*YOUR ASSIGNMENT:* Line by line, retype the data exactly as it is given.

*MATERIAL FOR THIS TASK:*
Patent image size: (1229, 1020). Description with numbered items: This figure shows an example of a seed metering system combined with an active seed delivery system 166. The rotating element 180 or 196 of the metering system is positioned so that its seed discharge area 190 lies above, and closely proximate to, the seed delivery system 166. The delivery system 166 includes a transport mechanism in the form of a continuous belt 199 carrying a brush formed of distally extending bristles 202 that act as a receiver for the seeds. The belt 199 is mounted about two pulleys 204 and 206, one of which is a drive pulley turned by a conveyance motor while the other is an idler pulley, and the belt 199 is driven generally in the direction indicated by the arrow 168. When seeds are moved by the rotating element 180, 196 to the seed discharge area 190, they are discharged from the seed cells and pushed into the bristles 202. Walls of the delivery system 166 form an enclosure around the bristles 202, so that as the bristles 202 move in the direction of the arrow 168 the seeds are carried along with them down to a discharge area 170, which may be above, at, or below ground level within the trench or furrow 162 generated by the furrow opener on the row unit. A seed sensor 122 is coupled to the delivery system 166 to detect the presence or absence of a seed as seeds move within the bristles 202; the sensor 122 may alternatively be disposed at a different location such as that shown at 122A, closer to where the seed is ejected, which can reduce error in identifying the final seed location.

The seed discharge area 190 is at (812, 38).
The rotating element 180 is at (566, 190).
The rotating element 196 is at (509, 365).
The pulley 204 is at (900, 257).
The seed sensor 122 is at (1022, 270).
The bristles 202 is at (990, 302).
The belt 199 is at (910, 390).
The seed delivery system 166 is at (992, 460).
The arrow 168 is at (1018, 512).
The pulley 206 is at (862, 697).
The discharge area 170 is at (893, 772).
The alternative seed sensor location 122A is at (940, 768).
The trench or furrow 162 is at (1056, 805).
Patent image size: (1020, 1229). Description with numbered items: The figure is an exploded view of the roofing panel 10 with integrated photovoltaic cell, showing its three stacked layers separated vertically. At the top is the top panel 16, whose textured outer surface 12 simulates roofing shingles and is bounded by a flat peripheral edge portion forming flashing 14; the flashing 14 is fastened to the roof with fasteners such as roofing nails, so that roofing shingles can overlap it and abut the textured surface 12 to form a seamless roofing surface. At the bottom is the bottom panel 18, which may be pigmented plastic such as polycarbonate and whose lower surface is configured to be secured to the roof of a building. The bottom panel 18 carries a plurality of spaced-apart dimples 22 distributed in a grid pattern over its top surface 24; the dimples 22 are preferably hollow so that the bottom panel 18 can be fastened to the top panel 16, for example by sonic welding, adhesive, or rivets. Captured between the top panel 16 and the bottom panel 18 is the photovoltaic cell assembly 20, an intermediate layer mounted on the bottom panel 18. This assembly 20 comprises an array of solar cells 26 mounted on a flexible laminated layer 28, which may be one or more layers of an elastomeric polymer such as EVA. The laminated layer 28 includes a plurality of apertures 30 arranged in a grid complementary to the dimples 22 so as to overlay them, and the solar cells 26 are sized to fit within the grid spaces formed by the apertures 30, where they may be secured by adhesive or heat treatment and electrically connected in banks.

*ANSWER BELOW:*
Patent image size: (1229, 1020). Description with numbered items: This figure shows an example of a seed metering system combined with an active seed delivery system 166. The rotating element 180 or 196 of the metering system is positioned so that its seed discharge area 190 lies above, and closely proximate to, the seed delivery system 166. The delivery system 166 includes a transport mechanism in the form of a continuous belt 199 carrying a brush formed of distally extending bristles 202 that act as a receiver for the seeds. The belt 199 is mounted about two pulleys 204 and 206, one of which is a drive pulley turned by a conveyance motor while the other is an idler pulley, and the belt 199 is driven generally in the direction indicated by the arrow 168. When seeds are moved by the rotating element 180, 196 to the seed discharge area 190, they are discharged from the seed cells and pushed into the bristles 202. Walls of the delivery system 166 form an enclosure around the bristles 202, so that as the bristles 202 move in the direction of the arrow 168 the seeds are carried along with them down to a discharge area 170, which may be above, at, or below ground level within the trench or furrow 162 generated by the furrow opener on the row unit. A seed sensor 122 is coupled to the delivery system 166 to detect the presence or absence of a seed as seeds move within the bristles 202; the sensor 122 may alternatively be disposed at a different location such as that shown at 122A, closer to where the seed is ejected, which can reduce error in identifying the final seed location.

The seed discharge area 190 is at (812, 38).
The rotating element 180 is at (566, 190).
The rotating element 196 is at (509, 365).
The pulley 204 is at (900, 257).
The seed sensor 122 is at (1022, 270).
The bristles 202 is at (990, 302).
The belt 199 is at (910, 390).
The seed delivery system 166 is at (992, 460).
The arrow 168 is at (1018, 512).
The pulley 206 is at (862, 697).
The discharge area 170 is at (893, 772).
The alternative seed sensor location 122A is at (940, 768).
The trench or furrow 162 is at (1056, 805).
Patent image size: (1020, 1229). Description with numbered items: The figure is an exploded view of the roofing panel 10 with integrated photovoltaic cell, showing its three stacked layers separated vertically. At the top is the top panel 16, whose textured outer surface 12 simulates roofing shingles and is bounded by a flat peripheral edge portion forming flashing 14; the flashing 14 is fastened to the roof with fasteners such as roofing nails, so that roofing shingles can overlap it and abut the textured surface 12 to form a seamless roofing surface. At the bottom is the bottom panel 18, which may be pigmented plastic such as polycarbonate and whose lower surface is configured to be secured to the roof of a building. The bottom panel 18 carries a plurality of spaced-apart dimples 22 distributed in a grid pattern over its top surface 24; the dimples 22 are preferably hollow so that the bottom panel 18 can be fastened to the top panel 16, for example by sonic welding, adhesive, or rivets. Captured between the top panel 16 and the bottom panel 18 is the photovoltaic cell assembly 20, an intermediate layer mounted on the bottom panel 18. This assembly 20 comprises an array of solar cells 26 mounted on a flexible laminated layer 28, which may be one or more layers of an elastomeric polymer such as EVA. The laminated layer 28 includes a plurality of apertures 30 arranged in a grid complementary to the dimples 22 so as to overlay them, and the solar cells 26 are sized to fit within the grid spaces formed by the apertures 30, where they may be secured by adhesive or heat treatment and electrically connected in banks.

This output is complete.